**Prompt**
Reproduce each record exactly.

**Dataset excerpts**
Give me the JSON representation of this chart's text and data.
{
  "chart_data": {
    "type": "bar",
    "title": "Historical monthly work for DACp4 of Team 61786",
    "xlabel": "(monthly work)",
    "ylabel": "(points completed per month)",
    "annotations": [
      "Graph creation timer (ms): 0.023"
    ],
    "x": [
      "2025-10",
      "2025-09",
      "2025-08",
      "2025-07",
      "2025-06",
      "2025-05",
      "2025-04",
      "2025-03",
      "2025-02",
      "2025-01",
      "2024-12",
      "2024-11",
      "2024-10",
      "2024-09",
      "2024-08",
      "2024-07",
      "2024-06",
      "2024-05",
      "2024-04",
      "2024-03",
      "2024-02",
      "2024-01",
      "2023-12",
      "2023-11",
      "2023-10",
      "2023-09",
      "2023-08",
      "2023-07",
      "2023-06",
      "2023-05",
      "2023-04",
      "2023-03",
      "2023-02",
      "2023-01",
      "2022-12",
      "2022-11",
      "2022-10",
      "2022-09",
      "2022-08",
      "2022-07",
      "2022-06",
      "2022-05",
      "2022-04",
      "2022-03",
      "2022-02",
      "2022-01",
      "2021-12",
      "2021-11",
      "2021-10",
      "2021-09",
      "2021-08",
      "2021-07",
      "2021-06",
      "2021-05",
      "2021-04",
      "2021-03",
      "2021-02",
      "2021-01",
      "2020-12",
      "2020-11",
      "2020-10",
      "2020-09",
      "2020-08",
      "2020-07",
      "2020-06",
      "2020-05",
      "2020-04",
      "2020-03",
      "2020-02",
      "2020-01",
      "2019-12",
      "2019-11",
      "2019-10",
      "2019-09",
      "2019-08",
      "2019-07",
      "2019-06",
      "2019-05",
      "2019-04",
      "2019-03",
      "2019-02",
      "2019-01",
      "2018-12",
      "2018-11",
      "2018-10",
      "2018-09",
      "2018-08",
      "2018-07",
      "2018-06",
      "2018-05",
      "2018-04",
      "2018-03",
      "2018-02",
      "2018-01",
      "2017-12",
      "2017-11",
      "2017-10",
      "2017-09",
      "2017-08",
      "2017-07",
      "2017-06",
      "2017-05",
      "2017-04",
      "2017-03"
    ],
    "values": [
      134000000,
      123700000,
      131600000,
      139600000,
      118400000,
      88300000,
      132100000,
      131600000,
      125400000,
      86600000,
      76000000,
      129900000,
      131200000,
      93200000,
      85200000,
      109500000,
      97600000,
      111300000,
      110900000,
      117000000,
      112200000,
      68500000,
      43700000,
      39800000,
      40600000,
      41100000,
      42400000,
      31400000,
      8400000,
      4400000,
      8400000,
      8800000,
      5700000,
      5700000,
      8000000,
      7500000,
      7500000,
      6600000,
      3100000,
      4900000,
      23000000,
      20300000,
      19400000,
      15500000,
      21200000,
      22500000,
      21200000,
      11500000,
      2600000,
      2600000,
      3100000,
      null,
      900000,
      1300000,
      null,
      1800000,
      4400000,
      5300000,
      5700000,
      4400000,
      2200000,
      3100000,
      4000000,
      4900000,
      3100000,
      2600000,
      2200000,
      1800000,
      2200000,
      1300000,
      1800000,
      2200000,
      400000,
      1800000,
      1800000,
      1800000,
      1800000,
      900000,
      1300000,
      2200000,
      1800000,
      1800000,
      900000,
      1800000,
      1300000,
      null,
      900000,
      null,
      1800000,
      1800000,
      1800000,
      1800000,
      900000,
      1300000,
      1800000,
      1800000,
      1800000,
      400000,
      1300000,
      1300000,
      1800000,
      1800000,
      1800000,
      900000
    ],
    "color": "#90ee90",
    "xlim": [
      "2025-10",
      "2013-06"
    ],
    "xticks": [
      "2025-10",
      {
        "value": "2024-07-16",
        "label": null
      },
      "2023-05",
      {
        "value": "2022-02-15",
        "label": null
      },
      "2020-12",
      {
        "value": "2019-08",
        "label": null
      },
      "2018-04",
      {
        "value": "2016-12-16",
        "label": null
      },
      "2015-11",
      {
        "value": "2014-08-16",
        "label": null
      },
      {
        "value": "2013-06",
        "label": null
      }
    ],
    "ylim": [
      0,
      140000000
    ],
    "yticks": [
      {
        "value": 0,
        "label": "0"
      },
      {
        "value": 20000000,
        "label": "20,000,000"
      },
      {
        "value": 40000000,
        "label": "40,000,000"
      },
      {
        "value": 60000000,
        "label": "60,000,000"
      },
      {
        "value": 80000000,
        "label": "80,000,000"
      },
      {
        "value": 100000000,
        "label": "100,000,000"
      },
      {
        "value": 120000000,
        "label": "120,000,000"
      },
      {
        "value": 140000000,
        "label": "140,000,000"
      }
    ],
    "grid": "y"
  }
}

**Solved problem**
Give me the JSON representation of this chart's text and data.
{
  "chart_data": {
    "type": "bar",
    "title": "Historical monthly work for DACp4 of Team 61786",
    "xlabel": "(monthly work)",
    "ylabel": "(points completed per month)",
    "annotations": [
      "Graph creation timer (ms): 0.023"
    ],
    "x": [
      "2025-10",
      "2025-09",
      "2025-08",
      "2025-07",
      "2025-06",
      "2025-05",
      "2025-04",
      "2025-03",
      "2025-02",
      "2025-01",
      "2024-12",
      "2024-11",
      "2024-10",
      "2024-09",
      "2024-08",
      "2024-07",
      "2024-06",
      "2024-05",
      "2024-04",
      "2024-03",
      "2024-02",
      "2024-01",
      "2023-12",
      "2023-11",
      "2023-10",
      "2023-09",
      "2023-08",
      "2023-07",
      "2023-06",
      "2023-05",
      "2023-04",
      "2023-03",
      "2023-02",
      "2023-01",
      "2022-12",
      "2022-11",
      "2022-10",
      "2022-09",
      "2022-08",
      "2022-07",
      "2022-06",
      "2022-05",
      "2022-04",
      "2022-03",
      "2022-02",
      "2022-01",
      "2021-12",
      "2021-11",
      "2021-10",
      "2021-09",
      "2021-08",
      "2021-07",
      "2021-06",
      "2021-05",
      "2021-04",
      "2021-03",
      "2021-02",
      "2021-01",
      "2020-12",
      "2020-11",
      "2020-10",
      "2020-09",
      "2020-08",
      "2020-07",
      "2020-06",
      "2020-05",
      "2020-04",
      "2020-03",
      "2020-02",
      "2020-01",
      "2019-12",
      "2019-11",
      "2019-10",
      "2019-09",
      "2019-08",
      "2019-07",
      "2019-06",
      "2019-05",
      "2019-04",
      "2019-03",
      "2019-02",
      "2019-01",
      "2018-12",
      "2018-11",
      "2018-10",
      "2018-09",
      "2018-08",
      "2018-07",
      "2018-06",
      "2018-05",
      "2018-04",
      "2018-03",
      "2018-02",
      "2018-01",
      "2017-12",
      "2017-11",
      "2017-10",
      "2017-09",
      "2017-08",
      "2017-07",
      "2017-06",
      "2017-05",
      "2017-04",
      "2017-03"
    ],
    "values": [
      134000000,
      123700000,
      131600000,
      139600000,
      118400000,
      88300000,
      132100000,
      131600000,
      125400000,
      86600000,
      76000000,
      129900000,
      131200000,
      93200000,
      85200000,
      109500000,
      97600000,
      111300000,
      110900000,
      117000000,
      112200000,
      68500000,
      43700000,
      39800000,
      40600000,
      41100000,
      42400000,
      31400000,
      8400000,
      4400000,
      8400000,
      8800000,
      5700000,
      5700000,
      8000000,
      7500000,
      7500000,
      6600000,
      3100000,
      4900000,
      23000000,
      20300000,
      19400000,
      15500000,
      21200000,
      22500000,
      21200000,
      11500000,
      2600000,
      2600000,
      3100000,
      null,
      900000,
      1300000,
      null,
      1800000,
      4400000,
      5300000,
      5700000,
      4400000,
      2200000,
      3100000,
      4000000,
      4900000,
      3100000,
      2600000,
      2200000,
      1800000,
      2200000,
      1300000,
      1800000,
      2200000,
      400000,
      1800000,
      1800000,
      1800000,
      1800000,
      900000,
      1300000,
      2200000,
      1800000,
      1800000,
      900000,
      1800000,
      1300000,
      null,
      900000,
      null,
      1800000,
      1800000,
      1800000,
      1800000,
      900000,
      1300000,
      1800000,
      1800000,
      1800000,
      400000,
      1300000,
      1300000,
      1800000,
      1800000,
      1800000,
      900000
    ],
    "color": "#90ee90",
    "xlim": [
      "2025-10",
      "2013-06"
    ],
    "xticks": [
      "2025-10",
      {
        "value": "2024-07-16",
        "label": null
      },
      "2023-05",
      {
        "value": "2022-02-15",
        "label": null
      },
      "2020-12",
      {
        "value": "2019-08",
        "label": null
      },
      "2018-04",
      {
        "value": "2016-12-16",
        "label": null
      },
      "2015-11",
      {
        "value": "2014-08-16",
        "label": null
      },
      {
        "value": "2013-06",
        "label": null
      }
    ],
    "ylim": [
      0,
      140000000
    ],
    "yticks": [
      {
        "value": 0,
        "label": "0"
      },
      {
        "value": 20000000,
        "label": "20,000,000"
      },
      {
        "value": 40000000,
        "label": "40,000,000"
      },
      {
        "value": 60000000,
        "label": "60,000,000"
      },
      {
        "value": 80000000,
        "label": "80,000,000"
      },
      {
        "value": 100000000,
        "label": "100,000,000"
      },
      {
        "value": 120000000,
        "label": "120,000,000"
      },
      {
        "value": 140000000,
        "label": "140,000,000"
      }
    ],
    "grid": "y"
  }
}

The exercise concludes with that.